**Your goal:**
Gather each line containing the string "Events" from these entries.

Begin Input material

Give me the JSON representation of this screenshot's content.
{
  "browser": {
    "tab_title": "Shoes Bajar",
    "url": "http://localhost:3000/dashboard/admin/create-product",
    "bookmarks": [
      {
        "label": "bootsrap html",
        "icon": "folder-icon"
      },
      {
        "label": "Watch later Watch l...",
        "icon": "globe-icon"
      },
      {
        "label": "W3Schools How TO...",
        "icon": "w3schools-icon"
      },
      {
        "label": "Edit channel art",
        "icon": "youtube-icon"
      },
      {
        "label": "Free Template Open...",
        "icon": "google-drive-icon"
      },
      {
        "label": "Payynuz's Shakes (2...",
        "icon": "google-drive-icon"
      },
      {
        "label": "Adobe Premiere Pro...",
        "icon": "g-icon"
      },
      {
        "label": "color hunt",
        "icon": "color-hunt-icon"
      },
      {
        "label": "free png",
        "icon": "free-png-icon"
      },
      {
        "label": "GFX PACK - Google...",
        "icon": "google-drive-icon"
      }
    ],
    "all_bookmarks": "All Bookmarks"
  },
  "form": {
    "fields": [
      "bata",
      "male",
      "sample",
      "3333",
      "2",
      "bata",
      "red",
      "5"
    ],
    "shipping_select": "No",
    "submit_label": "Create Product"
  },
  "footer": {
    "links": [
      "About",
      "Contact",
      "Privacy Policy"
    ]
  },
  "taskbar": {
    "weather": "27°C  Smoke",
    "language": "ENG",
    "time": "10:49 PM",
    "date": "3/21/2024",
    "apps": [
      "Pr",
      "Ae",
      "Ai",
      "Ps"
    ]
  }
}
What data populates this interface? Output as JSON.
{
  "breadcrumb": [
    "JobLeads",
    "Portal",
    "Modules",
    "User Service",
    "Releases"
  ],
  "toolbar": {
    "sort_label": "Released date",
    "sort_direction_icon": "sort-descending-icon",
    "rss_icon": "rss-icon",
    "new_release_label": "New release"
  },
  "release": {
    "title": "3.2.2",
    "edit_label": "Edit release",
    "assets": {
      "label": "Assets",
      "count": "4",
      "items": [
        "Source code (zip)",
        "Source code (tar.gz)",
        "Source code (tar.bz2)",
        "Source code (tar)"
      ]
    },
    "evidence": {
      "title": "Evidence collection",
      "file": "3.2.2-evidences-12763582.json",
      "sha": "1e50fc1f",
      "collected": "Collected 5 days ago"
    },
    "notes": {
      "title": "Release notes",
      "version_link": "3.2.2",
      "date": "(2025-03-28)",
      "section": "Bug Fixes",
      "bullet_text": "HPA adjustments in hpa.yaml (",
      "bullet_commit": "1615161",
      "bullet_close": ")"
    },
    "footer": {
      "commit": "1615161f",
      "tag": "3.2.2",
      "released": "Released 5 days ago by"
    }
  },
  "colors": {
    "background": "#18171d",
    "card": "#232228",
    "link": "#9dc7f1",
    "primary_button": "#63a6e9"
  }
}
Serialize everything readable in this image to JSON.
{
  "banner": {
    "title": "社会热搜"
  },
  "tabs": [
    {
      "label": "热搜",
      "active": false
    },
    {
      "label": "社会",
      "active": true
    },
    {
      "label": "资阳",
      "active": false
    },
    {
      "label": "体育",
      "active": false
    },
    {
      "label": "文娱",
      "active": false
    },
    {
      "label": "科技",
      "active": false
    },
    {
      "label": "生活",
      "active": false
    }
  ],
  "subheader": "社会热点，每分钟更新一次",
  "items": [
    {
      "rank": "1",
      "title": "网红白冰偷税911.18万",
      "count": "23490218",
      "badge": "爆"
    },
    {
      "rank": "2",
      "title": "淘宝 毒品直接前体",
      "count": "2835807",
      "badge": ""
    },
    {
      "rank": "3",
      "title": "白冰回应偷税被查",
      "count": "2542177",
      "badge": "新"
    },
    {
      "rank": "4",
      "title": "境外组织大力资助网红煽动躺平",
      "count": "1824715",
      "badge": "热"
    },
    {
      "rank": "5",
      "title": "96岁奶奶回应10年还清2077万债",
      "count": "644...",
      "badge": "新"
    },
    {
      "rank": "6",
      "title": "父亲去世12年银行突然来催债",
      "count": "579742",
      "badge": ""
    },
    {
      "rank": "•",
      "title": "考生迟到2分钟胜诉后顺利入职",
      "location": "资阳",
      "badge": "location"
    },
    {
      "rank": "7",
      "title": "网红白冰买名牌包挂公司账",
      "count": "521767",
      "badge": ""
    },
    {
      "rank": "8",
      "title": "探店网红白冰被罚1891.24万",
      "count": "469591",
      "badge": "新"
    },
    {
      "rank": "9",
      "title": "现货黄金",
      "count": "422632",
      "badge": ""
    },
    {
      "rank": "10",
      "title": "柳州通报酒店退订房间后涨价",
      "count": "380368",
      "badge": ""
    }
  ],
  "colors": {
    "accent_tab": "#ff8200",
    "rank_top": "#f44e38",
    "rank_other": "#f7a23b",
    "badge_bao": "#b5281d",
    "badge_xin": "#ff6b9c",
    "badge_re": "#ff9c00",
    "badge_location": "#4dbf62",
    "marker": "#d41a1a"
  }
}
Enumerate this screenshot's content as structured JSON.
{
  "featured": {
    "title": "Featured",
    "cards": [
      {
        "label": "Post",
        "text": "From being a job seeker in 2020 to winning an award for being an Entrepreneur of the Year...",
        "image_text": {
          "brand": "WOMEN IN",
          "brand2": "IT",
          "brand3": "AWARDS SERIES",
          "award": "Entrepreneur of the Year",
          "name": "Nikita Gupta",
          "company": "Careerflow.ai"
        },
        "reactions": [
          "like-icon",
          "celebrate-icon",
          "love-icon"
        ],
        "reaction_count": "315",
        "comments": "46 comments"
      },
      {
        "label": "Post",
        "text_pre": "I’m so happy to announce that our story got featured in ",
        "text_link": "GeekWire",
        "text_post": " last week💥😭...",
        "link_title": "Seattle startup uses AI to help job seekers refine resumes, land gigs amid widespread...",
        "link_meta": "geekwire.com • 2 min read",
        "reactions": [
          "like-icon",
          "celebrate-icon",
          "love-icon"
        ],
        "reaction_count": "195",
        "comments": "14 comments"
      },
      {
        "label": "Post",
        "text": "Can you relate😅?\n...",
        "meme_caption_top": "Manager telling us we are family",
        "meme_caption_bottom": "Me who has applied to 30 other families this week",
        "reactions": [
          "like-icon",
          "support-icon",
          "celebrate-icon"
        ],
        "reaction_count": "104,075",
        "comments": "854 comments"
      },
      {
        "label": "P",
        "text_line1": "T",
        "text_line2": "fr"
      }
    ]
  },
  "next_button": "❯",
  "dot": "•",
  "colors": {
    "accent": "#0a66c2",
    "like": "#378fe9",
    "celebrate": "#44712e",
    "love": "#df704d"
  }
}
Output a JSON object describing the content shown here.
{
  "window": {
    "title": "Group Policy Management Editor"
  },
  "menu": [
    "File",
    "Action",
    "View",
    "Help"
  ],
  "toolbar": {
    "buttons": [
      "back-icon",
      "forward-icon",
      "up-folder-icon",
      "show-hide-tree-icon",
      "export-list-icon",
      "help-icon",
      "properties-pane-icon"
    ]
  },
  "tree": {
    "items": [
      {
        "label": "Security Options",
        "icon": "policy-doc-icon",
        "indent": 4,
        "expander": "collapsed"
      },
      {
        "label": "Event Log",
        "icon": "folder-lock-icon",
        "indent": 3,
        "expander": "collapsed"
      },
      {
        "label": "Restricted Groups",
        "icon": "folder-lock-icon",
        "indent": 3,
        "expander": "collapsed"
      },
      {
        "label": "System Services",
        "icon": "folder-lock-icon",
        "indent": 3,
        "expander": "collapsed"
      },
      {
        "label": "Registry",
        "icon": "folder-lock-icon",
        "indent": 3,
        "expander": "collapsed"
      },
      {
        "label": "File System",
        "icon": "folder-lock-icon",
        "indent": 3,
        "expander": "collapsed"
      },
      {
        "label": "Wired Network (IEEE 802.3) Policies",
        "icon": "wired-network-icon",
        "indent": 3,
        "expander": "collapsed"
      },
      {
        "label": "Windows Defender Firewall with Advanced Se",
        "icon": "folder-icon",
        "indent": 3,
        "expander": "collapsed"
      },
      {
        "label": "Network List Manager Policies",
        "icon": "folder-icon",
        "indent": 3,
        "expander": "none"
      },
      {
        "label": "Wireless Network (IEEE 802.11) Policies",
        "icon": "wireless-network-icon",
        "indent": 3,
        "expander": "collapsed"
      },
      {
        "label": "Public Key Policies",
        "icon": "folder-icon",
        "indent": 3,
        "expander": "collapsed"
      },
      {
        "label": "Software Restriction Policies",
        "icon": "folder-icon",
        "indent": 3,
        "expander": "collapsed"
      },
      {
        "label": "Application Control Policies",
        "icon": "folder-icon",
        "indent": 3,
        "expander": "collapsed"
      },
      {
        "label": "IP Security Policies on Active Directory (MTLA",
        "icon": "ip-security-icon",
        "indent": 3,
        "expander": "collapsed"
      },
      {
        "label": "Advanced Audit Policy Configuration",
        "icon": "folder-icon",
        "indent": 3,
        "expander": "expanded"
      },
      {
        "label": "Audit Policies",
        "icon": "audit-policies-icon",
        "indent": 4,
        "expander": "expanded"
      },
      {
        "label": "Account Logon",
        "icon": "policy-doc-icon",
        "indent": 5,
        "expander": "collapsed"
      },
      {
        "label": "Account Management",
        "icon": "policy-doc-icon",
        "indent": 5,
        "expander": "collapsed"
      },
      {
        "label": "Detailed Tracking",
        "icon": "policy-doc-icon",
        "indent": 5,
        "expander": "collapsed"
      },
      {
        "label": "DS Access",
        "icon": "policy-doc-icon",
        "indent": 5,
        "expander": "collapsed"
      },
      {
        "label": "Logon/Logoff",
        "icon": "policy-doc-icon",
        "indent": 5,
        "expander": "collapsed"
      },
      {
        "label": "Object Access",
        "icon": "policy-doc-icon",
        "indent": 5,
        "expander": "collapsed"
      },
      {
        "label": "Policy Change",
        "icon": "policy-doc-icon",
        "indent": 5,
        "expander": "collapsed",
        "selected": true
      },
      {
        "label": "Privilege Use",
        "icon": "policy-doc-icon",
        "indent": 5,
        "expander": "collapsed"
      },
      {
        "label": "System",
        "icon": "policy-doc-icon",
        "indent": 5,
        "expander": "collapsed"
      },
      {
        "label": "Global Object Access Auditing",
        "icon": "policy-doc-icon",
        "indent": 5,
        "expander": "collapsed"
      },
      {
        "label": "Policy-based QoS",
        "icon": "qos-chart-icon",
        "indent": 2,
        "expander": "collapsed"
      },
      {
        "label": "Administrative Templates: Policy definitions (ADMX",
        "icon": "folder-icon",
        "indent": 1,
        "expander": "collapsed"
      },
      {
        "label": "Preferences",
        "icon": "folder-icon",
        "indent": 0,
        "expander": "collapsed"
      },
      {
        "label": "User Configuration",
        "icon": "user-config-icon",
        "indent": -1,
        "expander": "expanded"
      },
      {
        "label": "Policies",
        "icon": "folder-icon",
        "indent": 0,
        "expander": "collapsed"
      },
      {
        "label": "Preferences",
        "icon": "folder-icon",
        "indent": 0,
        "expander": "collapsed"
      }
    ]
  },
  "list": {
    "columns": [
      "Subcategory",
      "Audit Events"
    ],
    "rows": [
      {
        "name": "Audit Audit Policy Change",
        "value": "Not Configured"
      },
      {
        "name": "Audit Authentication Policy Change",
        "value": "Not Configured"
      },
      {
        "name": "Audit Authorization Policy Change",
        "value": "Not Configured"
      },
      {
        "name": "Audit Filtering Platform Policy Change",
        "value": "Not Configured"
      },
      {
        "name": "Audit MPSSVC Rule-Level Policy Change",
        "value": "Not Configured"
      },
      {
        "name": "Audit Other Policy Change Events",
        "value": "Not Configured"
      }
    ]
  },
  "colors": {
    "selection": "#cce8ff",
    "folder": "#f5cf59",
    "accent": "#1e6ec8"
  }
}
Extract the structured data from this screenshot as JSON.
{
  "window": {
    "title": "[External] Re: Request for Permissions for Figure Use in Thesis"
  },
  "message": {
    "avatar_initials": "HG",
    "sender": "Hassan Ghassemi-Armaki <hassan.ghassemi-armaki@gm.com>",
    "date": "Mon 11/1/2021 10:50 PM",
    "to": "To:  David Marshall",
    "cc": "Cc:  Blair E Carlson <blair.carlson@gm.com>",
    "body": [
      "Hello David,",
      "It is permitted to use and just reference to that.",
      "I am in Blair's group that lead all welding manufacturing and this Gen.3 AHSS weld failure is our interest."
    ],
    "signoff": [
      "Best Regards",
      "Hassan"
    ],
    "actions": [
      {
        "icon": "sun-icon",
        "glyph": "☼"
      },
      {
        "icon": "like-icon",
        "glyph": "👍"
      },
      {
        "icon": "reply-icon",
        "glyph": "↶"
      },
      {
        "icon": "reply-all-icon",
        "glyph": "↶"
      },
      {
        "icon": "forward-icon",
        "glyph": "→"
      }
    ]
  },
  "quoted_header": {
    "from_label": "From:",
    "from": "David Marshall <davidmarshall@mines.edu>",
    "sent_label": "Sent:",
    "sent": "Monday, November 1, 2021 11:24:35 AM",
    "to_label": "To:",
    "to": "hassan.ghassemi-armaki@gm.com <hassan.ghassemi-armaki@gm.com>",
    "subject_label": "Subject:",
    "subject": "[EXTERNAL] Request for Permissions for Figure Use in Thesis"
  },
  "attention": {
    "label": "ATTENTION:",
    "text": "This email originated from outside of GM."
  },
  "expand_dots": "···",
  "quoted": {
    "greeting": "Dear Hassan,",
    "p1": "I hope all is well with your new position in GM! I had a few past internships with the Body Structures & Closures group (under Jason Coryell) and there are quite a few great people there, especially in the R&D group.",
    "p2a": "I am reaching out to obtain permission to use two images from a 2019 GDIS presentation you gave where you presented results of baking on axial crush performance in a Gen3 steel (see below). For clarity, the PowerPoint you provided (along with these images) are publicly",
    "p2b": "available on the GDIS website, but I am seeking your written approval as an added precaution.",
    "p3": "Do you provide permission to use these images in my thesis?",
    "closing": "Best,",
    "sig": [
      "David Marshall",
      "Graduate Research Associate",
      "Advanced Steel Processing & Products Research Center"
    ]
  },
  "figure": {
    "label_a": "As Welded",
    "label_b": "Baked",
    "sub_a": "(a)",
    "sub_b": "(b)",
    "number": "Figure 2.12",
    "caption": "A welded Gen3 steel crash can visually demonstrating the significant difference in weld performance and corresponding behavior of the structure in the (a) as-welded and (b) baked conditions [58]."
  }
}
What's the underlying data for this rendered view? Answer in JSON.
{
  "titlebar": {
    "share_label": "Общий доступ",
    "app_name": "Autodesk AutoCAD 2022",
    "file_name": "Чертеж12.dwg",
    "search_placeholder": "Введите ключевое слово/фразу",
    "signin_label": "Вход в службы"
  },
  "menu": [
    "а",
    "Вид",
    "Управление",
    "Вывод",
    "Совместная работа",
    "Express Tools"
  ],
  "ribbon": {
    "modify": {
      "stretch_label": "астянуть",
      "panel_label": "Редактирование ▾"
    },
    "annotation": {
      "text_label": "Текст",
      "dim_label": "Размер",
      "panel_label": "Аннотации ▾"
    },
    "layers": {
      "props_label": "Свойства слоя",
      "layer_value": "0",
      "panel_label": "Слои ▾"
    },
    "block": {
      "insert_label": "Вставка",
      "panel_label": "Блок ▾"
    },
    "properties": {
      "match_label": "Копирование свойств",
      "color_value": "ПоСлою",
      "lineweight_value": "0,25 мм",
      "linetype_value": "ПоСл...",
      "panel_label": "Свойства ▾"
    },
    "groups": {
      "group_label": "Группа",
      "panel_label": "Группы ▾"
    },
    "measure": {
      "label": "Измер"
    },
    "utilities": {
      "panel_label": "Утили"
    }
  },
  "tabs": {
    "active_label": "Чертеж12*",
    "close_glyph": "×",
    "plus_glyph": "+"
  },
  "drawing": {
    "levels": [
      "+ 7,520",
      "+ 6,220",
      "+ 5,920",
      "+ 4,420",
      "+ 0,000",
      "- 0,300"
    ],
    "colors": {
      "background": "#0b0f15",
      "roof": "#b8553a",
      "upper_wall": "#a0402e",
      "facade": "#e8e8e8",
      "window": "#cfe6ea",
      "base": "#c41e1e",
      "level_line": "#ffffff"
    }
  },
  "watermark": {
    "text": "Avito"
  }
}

End Input material

**Exercise output:**
      "Audit Events"
        "name": "Audit Other Policy Change Events",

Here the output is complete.